- **Stored records**
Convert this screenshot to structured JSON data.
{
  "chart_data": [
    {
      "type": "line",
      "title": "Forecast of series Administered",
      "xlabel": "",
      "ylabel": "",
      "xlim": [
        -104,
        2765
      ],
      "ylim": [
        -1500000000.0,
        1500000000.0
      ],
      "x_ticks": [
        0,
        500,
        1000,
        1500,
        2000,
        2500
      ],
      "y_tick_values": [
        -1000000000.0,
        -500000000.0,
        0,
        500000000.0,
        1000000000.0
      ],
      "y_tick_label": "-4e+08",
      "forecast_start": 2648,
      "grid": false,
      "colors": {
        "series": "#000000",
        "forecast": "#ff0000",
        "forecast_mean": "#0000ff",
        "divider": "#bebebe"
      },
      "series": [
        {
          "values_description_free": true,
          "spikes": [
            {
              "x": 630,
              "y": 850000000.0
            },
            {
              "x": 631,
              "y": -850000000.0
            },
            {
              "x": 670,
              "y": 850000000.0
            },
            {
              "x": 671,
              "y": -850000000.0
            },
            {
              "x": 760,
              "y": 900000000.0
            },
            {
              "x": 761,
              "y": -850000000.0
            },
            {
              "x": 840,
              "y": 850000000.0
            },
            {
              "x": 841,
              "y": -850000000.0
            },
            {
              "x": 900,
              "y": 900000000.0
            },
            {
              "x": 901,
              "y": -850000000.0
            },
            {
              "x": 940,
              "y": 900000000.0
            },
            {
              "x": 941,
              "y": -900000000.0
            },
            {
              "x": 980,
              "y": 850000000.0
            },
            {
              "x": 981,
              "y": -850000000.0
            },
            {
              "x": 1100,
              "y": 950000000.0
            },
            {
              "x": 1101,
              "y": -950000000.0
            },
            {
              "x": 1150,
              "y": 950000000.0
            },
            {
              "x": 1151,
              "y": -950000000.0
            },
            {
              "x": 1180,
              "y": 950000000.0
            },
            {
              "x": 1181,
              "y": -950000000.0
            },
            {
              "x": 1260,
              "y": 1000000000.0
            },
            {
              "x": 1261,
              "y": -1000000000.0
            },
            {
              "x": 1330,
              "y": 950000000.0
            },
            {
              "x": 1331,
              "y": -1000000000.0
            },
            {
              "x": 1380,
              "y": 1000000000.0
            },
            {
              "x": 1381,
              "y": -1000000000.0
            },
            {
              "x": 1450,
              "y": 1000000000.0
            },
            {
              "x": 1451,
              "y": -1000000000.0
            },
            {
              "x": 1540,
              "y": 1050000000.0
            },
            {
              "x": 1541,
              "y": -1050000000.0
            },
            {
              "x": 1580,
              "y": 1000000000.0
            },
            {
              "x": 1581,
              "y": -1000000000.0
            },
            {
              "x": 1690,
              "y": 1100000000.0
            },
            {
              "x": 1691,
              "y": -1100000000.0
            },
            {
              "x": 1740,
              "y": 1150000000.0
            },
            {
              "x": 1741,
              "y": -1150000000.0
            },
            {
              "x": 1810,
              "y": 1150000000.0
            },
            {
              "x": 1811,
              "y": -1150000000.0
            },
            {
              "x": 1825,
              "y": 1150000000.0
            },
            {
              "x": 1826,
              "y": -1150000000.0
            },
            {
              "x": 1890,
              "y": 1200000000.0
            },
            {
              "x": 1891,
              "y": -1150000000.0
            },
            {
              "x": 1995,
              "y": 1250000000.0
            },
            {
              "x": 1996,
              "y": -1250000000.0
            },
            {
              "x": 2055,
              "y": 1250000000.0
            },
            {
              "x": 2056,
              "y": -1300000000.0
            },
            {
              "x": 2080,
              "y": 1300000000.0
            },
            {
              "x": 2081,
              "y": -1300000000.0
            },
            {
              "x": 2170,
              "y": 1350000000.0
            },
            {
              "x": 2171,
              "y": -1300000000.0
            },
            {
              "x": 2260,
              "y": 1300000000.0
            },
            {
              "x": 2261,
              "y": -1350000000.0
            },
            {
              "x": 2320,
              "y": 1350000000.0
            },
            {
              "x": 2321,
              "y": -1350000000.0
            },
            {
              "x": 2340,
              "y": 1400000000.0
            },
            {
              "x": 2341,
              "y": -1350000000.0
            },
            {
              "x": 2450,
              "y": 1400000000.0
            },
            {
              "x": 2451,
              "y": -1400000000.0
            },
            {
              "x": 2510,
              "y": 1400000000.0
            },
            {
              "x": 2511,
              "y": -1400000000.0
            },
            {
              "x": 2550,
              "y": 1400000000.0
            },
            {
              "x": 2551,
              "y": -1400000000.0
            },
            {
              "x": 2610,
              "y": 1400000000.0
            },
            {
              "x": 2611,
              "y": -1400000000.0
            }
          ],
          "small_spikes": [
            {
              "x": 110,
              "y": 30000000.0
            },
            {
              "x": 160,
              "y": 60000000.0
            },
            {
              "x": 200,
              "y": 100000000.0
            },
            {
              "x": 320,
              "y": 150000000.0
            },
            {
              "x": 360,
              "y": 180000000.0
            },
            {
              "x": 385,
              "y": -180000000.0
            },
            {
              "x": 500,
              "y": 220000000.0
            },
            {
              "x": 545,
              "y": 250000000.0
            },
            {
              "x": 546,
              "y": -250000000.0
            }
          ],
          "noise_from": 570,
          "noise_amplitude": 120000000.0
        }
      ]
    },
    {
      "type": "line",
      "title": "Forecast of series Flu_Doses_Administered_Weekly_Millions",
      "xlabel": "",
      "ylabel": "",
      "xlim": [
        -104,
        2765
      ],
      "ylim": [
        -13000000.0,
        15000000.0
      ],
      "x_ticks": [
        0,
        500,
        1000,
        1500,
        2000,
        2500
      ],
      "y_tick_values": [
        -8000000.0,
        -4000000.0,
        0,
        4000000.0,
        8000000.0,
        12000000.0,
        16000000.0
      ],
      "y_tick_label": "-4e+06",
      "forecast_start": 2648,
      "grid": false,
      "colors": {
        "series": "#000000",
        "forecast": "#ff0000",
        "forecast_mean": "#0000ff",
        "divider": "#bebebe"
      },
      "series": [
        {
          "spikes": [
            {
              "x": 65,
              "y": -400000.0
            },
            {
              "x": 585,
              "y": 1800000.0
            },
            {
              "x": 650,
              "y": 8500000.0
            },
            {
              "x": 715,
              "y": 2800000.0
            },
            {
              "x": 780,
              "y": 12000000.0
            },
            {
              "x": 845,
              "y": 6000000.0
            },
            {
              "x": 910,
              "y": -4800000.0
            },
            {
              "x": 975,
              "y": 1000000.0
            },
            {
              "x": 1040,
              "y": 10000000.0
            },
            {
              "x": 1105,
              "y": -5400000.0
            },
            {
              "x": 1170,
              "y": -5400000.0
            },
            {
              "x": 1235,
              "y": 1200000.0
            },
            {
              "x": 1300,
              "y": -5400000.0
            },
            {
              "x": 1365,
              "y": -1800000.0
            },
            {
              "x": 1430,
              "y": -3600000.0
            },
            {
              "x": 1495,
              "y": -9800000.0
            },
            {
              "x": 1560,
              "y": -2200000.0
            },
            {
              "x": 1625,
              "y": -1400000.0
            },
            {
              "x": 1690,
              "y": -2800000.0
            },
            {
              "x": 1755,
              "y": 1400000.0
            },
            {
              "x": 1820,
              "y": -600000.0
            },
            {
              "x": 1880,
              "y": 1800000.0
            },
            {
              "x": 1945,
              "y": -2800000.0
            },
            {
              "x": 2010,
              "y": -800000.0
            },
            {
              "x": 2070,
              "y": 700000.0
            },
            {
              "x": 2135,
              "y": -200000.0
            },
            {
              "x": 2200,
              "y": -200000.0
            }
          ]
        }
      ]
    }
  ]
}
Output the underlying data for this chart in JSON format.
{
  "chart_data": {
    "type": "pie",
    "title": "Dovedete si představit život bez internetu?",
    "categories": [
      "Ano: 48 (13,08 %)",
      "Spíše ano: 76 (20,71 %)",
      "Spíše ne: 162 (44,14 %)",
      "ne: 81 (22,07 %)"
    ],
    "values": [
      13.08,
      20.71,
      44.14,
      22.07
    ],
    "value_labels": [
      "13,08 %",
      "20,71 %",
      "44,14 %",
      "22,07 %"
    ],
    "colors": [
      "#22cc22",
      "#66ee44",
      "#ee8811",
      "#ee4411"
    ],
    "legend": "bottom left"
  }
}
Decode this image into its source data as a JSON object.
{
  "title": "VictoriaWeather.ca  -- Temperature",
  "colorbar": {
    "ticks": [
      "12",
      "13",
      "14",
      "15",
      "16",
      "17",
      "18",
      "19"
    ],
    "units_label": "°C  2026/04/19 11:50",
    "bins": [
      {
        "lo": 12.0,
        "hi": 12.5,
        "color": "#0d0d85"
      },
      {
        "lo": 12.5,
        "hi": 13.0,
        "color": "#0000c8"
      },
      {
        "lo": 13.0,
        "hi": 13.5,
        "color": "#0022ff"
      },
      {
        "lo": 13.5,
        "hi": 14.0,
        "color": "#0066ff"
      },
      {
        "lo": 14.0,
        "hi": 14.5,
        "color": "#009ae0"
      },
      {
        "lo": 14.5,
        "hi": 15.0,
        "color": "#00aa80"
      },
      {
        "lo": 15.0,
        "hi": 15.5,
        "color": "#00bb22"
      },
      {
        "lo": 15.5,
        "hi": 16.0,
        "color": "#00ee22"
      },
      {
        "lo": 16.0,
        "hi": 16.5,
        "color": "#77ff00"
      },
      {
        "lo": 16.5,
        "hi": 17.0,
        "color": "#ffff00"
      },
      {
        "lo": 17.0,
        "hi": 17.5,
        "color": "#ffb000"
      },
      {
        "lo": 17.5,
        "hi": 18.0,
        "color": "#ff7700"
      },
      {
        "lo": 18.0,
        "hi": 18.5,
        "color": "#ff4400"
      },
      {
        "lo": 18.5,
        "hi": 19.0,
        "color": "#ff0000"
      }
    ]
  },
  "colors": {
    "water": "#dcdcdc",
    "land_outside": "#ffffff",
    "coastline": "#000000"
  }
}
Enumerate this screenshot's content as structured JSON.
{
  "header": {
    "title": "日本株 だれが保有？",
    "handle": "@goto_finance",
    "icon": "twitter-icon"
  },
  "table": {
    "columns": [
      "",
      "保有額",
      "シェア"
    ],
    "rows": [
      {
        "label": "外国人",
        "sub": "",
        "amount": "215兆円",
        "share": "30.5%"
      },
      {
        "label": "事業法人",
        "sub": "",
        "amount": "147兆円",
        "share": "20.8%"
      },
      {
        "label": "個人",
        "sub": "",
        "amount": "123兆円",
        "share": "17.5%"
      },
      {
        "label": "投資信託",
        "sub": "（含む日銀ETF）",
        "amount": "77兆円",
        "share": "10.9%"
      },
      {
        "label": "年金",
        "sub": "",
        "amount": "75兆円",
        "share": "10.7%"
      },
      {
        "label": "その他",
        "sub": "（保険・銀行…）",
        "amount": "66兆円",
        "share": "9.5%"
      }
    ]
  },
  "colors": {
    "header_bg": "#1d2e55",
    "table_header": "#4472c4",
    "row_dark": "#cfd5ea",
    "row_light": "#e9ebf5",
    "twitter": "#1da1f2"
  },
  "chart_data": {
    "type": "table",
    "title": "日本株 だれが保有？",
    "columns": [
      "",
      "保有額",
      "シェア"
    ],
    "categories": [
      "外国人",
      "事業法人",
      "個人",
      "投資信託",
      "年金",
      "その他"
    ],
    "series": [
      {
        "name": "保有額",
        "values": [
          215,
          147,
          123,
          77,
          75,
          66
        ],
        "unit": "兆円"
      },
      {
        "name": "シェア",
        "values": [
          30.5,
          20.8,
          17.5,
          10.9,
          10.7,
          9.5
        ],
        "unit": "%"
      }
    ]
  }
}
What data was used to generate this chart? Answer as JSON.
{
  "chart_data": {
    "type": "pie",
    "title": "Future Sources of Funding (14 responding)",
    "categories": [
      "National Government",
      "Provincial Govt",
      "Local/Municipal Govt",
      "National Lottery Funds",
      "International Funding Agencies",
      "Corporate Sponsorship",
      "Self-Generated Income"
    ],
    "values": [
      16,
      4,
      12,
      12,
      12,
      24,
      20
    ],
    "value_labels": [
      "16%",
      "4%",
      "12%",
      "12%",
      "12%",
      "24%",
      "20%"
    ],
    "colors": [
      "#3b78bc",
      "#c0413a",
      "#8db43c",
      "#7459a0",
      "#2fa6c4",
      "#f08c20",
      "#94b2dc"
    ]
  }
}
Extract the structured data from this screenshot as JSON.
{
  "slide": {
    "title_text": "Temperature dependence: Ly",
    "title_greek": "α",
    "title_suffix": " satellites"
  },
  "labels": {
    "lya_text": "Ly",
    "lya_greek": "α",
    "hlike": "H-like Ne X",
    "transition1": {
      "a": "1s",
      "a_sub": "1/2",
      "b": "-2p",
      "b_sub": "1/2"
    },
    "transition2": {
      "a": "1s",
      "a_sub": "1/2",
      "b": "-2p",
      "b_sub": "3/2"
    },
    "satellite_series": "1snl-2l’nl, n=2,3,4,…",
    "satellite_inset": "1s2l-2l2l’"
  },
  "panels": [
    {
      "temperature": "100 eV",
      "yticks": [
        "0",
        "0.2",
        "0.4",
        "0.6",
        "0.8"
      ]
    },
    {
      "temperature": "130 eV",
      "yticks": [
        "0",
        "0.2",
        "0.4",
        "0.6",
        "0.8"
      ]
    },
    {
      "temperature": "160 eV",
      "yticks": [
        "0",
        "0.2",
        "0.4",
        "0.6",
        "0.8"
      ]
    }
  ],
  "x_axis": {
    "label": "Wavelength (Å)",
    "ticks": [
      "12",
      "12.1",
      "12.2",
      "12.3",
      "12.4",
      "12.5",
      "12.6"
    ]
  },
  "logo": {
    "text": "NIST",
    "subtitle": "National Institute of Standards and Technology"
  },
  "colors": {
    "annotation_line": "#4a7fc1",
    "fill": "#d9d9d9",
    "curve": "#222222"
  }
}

- **YOUR GOAL**
Repeat, exactly and only, the lines above from the one containing "What data was" through the end of the material.

- **RESPONSE**
What data was used to generate this chart? Answer as JSON.
{
  "chart_data": {
    "type": "pie",
    "title": "Future Sources of Funding (14 responding)",
    "categories": [
      "National Government",
      "Provincial Govt",
      "Local/Municipal Govt",
      "National Lottery Funds",
      "International Funding Agencies",
      "Corporate Sponsorship",
      "Self-Generated Income"
    ],
    "values": [
      16,
      4,
      12,
      12,
      12,
      24,
      20
    ],
    "value_labels": [
      "16%",
      "4%",
      "12%",
      "12%",
      "12%",
      "24%",
      "20%"
    ],
    "colors": [
      "#3b78bc",
      "#c0413a",
      "#8db43c",
      "#7459a0",
      "#2fa6c4",
      "#f08c20",
      "#94b2dc"
    ]
  }
}
Extract the structured data from this screenshot as JSON.
{
  "slide": {
    "title_text": "Temperature dependence: Ly",
    "title_greek": "α",
    "title_suffix": " satellites"
  },
  "labels": {
    "lya_text": "Ly",
    "lya_greek": "α",
    "hlike": "H-like Ne X",
    "transition1": {
      "a": "1s",
      "a_sub": "1/2",
      "b": "-2p",
      "b_sub": "1/2"
    },
    "transition2": {
      "a": "1s",
      "a_sub": "1/2",
      "b": "-2p",
      "b_sub": "3/2"
    },
    "satellite_series": "1snl-2l’nl, n=2,3,4,…",
    "satellite_inset": "1s2l-2l2l’"
  },
  "panels": [
    {
      "temperature": "100 eV",
      "yticks": [
        "0",
        "0.2",
        "0.4",
        "0.6",
        "0.8"
      ]
    },
    {
      "temperature": "130 eV",
      "yticks": [
        "0",
        "0.2",
        "0.4",
        "0.6",
        "0.8"
      ]
    },
    {
      "temperature": "160 eV",
      "yticks": [
        "0",
        "0.2",
        "0.4",
        "0.6",
        "0.8"
      ]
    }
  ],
  "x_axis": {
    "label": "Wavelength (Å)",
    "ticks": [
      "12",
      "12.1",
      "12.2",
      "12.3",
      "12.4",
      "12.5",
      "12.6"
    ]
  },
  "logo": {
    "text": "NIST",
    "subtitle": "National Institute of Standards and Technology"
  },
  "colors": {
    "annotation_line": "#4a7fc1",
    "fill": "#d9d9d9",
    "curve": "#222222"
  }
}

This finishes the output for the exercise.